The request. Check each line of the material below for "morceaux", then copy the ones that contain it.

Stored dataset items
# # #
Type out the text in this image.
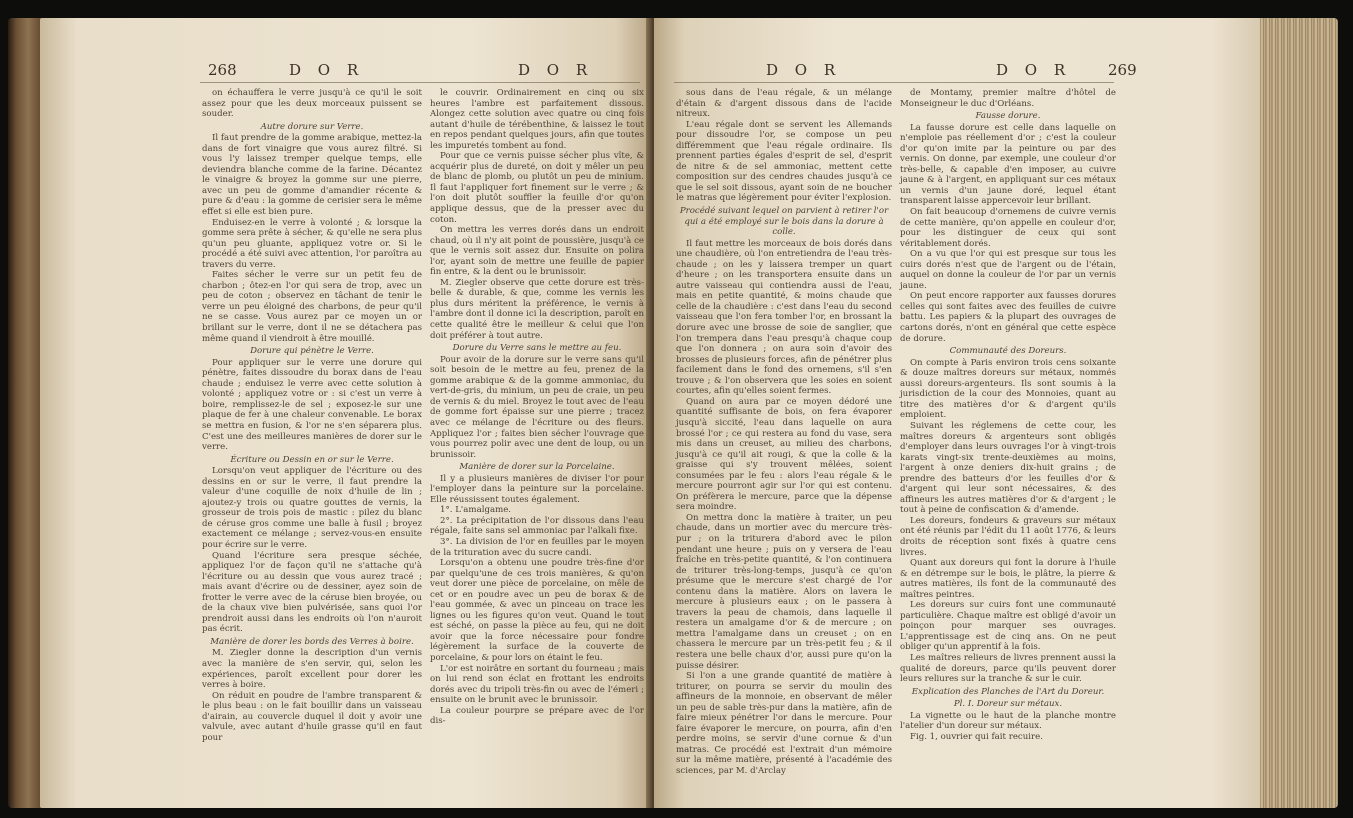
268	D O R	D O R

on échauffera le verre jusqu'à ce qu'il le soit assez pour que les deux morceaux puissent se souder.

Autre dorure sur Verre.

Il faut prendre de la gomme arabique, mettez-la dans de fort vinaigre que vous aurez filtré. Si vous l'y laissez tremper quelque temps, elle deviendra blanche comme de la farine. Décantez le vinaigre & broyez la gomme sur une pierre, avec un peu de gomme d'amandier récente & pure & d'eau : la gomme de cerisier sera le même effet si elle est bien pure.

Enduisez-en le verre à volonté ; & lorsque la gomme sera prête à sécher, & qu'elle ne sera plus qu'un peu gluante, appliquez votre or. Si le procédé a été suivi avec attention, l'or paroîtra au travers du verre.

Faites sécher le verre sur un petit feu de charbon ; ôtez-en l'or qui sera de trop, avec un peu de coton ; observez en tâchant de tenir le verre un peu éloigné des charbons, de peur qu'il ne se casse. Vous aurez par ce moyen un or brillant sur le verre, dont il ne se détachera pas même quand il viendroit à être mouillé.

Dorure qui pénètre le Verre.

Pour appliquer sur le verre une dorure qui pénètre, faites dissoudre du borax dans de l'eau chaude ; enduisez le verre avec cette solution à volonté ; appliquez votre or : si c'est un verre à boire, remplissez-le de sel ; exposez-le sur une plaque de fer à une chaleur convenable. Le borax se mettra en fusion, & l'or ne s'en séparera plus. C'est une des meilleures manières de dorer sur le verre.

Écriture ou Dessin en or sur le Verre.

Lorsqu'on veut appliquer de l'écriture ou des dessins en or sur le verre, il faut prendre la valeur d'une coquille de noix d'huile de lin ; ajoutez-y trois ou quatre gouttes de vernis, la grosseur de trois pois de mastic : pilez du blanc de céruse gros comme une balle à fusil ; broyez exactement ce mélange ; servez-vous-en ensuite pour écrire sur le verre.

Quand l'écriture sera presque séchée, appliquez l'or de façon qu'il ne s'attache qu'à l'écriture ou au dessin que vous aurez tracé ; mais avant d'écrire ou de dessiner, ayez soin de frotter le verre avec de la céruse bien broyée, ou de la chaux vive bien pulvérisée, sans quoi l'or prendroit aussi dans les endroits où l'on n'auroit pas écrit.

Manière de dorer les bords des Verres à boire.

M. Ziegler donne la description d'un vernis avec la manière de s'en servir, qui, selon les expériences, paroît excellent pour dorer les verres à boire.

On réduit en poudre de l'ambre transparent & le plus beau : on le fait bouillir dans un vaisseau d'airain, au couvercle duquel il doit y avoir une valvule, avec autant d'huile grasse qu'il en faut pour

le couvrir. Ordinairement en cinq ou six heures l'ambre est parfaitement dissous. Alongez cette solution avec quatre ou cinq fois autant d'huile de térébenthine, & laissez le tout en repos pendant quelques jours, afin que toutes les impuretés tombent au fond.

Pour que ce vernis puisse sécher plus vîte, & acquérir plus de dureté, on doit y mêler un peu de blanc de plomb, ou plutôt un peu de minium. Il faut l'appliquer fort finement sur le verre ; & l'on doit plutôt souffler la feuille d'or qu'on applique dessus, que de la presser avec du coton.

On mettra les verres dorés dans un endroit chaud, où il n'y ait point de poussière, jusqu'à ce que le vernis soit assez dur. Ensuite on polira l'or, ayant soin de mettre une feuille de papier fin entre, & la dent ou le brunissoir.

M. Ziegler observe que cette dorure est très-belle & durable, & que, comme les vernis les plus durs méritent la préférence, le vernis à l'ambre dont il donne ici la description, paroît en cette qualité être le meilleur & celui que l'on doit préférer à tout autre.

Dorure du Verre sans le mettre au feu.

Pour avoir de la dorure sur le verre sans qu'il soit besoin de le mettre au feu, prenez de la gomme arabique & de la gomme ammoniac, du vert-de-gris, du minium, un peu de craie, un peu de vernis & du miel. Broyez le tout avec de l'eau de gomme fort épaisse sur une pierre ; tracez avec ce mélange de l'écriture ou des fleurs. Appliquez l'or ; faites bien sécher l'ouvrage que vous pourrez polir avec une dent de loup, ou un brunissoir.

Manière de dorer sur la Porcelaine.

Il y a plusieurs manières de diviser l'or pour l'employer dans la peinture sur la porcelaine. Elle réussissent toutes également.

1°. L'amalgame.

2°. La précipitation de l'or dissous dans l'eau régale, faite sans sel ammoniac par l'alkali fixe.

3°. La division de l'or en feuilles par le moyen de la trituration avec du sucre candi.

Lorsqu'on a obtenu une poudre très-fine d'or par quelqu'une de ces trois manières, & qu'on veut dorer une pièce de porcelaine, on mêle de cet or en poudre avec un peu de borax & de l'eau gommée, & avec un pinceau on trace les lignes ou les figures qu'on veut. Quand le tout est séché, on passe la pièce au feu, qui ne doit avoir que la force nécessaire pour fondre légèrement la surface de la couverte de porcelaine, & pour lors on étaint le feu.

L'or est noirâtre en sortant du fourneau ; mais on lui rend son éclat en frottant les endroits dorés avec du tripoli très-fin ou avec de l'émeri ; ensuite on le brunit avec le brunissoir.

La couleur pourpre se prépare avec de l'or dis-

D O R	D O R 269

sous dans de l'eau régale, & un mélange d'étain & d'argent dissous dans de l'acide nitreux.

L'eau régale dont se servent les Allemands pour dissoudre l'or, se compose un peu différemment que l'eau régale ordinaire. Ils prennent parties égales d'esprit de sel, d'esprit de nitre & de sel ammoniac, mettent cette composition sur des cendres chaudes jusqu'à ce que le sel soit dissous, ayant soin de ne boucher le matras que légèrement pour éviter l'explosion.

Procédé suivant lequel on parvient à retirer l'or qui a été employé sur le bois dans la dorure à colle.

Il faut mettre les morceaux de bois dorés dans une chaudière, où l'on entretiendra de l'eau très-chaude ; on les y laissera tremper un quart d'heure ; on les transportera ensuite dans un autre vaisseau qui contiendra aussi de l'eau, mais en petite quantité, & moins chaude que celle de la chaudière : c'est dans l'eau du second vaisseau que l'on fera tomber l'or, en brossant la dorure avec une brosse de soie de sanglier, que l'on trempera dans l'eau presqu'à chaque coup que l'on donnera ; on aura soin d'avoir des brosses de plusieurs forces, afin de pénétrer plus facilement dans le fond des ornemens, s'il s'en trouve ; & l'on observera que les soies en soient courtes, afin qu'elles soient fermes.

Quand on aura par ce moyen dédoré une quantité suffisante de bois, on fera évaporer jusqu'à siccité, l'eau dans laquelle on aura brossé l'or ; ce qui restera au fond du vase, sera mis dans un creuset, au milieu des charbons, jusqu'à ce qu'il ait rougi, & que la colle & la graisse qui s'y trouvent mêlées, soient consumées par le feu : alors l'eau régale & le mercure pourront agir sur l'or qui est contenu. On préfèrera le mercure, parce que la dépense sera moindre.

On mettra donc la matière à traiter, un peu chaude, dans un mortier avec du mercure très-pur ; on la triturera d'abord avec le pilon pendant une heure ; puis on y versera de l'eau fraîche en très-petite quantité, & l'on continuera de triturer très-long-temps, jusqu'à ce qu'on présume que le mercure s'est chargé de l'or contenu dans la matière. Alors on lavera le mercure à plusieurs eaux ; on le passera à travers la peau de chamois, dans laquelle il restera un amalgame d'or & de mercure ; on mettra l'amalgame dans un creuset ; on en chassera le mercure par un très-petit feu ; & il restera une belle chaux d'or, aussi pure qu'on la puisse désirer.

Si l'on a une grande quantité de matière à triturer, on pourra se servir du moulin des affineurs de la monnoie, en observant de mêler un peu de sable très-pur dans la matière, afin de faire mieux pénétrer l'or dans le mercure. Pour faire évaporer le mercure, on pourra, afin d'en perdre moins, se servir d'une cornue & d'un matras. Ce procédé est l'extrait d'un mémoire sur la même matière, présenté à l'académie des sciences, par M. d'Arclay

de Montamy, premier maître d'hôtel de Monseigneur le duc d'Orléans.

Fausse dorure.

La fausse dorure est celle dans laquelle on n'emploie pas réellement d'or ; c'est la couleur d'or qu'on imite par la peinture ou par des vernis. On donne, par exemple, une couleur d'or très-belle, & capable d'en imposer, au cuivre jaune & à l'argent, en appliquant sur ces métaux un vernis d'un jaune doré, lequel étant transparent laisse appercevoir leur brillant.

On fait beaucoup d'ornemens de cuivre vernis de cette manière, qu'on appelle en couleur d'or, pour les distinguer de ceux qui sont véritablement dorés.

On a vu que l'or qui est presque sur tous les cuirs dorés n'est que de l'argent ou de l'étain, auquel on donne la couleur de l'or par un vernis jaune.

On peut encore rapporter aux fausses dorures celles qui sont faites avec des feuilles de cuivre battu. Les papiers & la plupart des ouvrages de cartons dorés, n'ont en général que cette espèce de dorure.

Communauté des Doreurs.

On compte à Paris environ trois cens soixante & douze maîtres doreurs sur métaux, nommés aussi doreurs-argenteurs. Ils sont soumis à la jurisdiction de la cour des Monnoies, quant au titre des matières d'or & d'argent qu'ils emploient.

Suivant les réglemens de cette cour, les maîtres doreurs & argenteurs sont obligés d'employer dans leurs ouvrages l'or à vingt-trois karats vingt-six trente-deuxièmes au moins, l'argent à onze deniers dix-huit grains ; de prendre des batteurs d'or les feuilles d'or & d'argent qui leur sont nécessaires, & des affineurs les autres matières d'or & d'argent ; le tout à peine de confiscation & d'amende.

Les doreurs, fondeurs & graveurs sur métaux ont été réunis par l'édit du 11 août 1776, & leurs droits de réception sont fixés à quatre cens livres.

Quant aux doreurs qui font la dorure à l'huile & en détrempe sur le bois, le plâtre, la pierre & autres matières, ils font de la communauté des maîtres peintres.

Les doreurs sur cuirs font une communauté particulière. Chaque maître est obligé d'avoir un poinçon pour marquer ses ouvrages. L'apprentissage est de cinq ans. On ne peut obliger qu'un apprentif à la fois.

Les maîtres relieurs de livres prennent aussi la qualité de doreurs, parce qu'ils peuvent dorer leurs reliures sur la tranche & sur le cuir.

Explication des Planches de l'Art du Doreur.

Pl. I. Doreur sur métaux.

La vignette ou le haut de la planche montre l'atelier d'un doreur sur métaux.

Fig. 1, ouvrier qui fait recuire.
# # #
Worked answer.
on échauffera le verre jusqu'à ce qu'il le soit assez pour que les deux morceaux puissent se souder.
Il faut mettre les morceaux de bois dorés dans une chaudière, où l'on entretiendra de l'eau très-chaude ; on les y laissera tremper un quart d'heure ; on les transportera ensuite dans un autre vaisseau qui contiendra aussi de l'eau, mais en petite quantité, & moins chaude que celle de la chaudière : c'est dans l'eau du second vaisseau que l'on fera tomber l'or, en brossant la dorure avec une brosse de soie de sanglier, que l'on trempera dans l'eau presqu'à chaque coup que l'on donnera ; on aura soin d'avoir des brosses de plusieurs forces, afin de pénétrer plus facilement dans le fond des ornemens, s'il s'en trouve ; & l'on observera que les soies en soient courtes, afin qu'elles soient fermes.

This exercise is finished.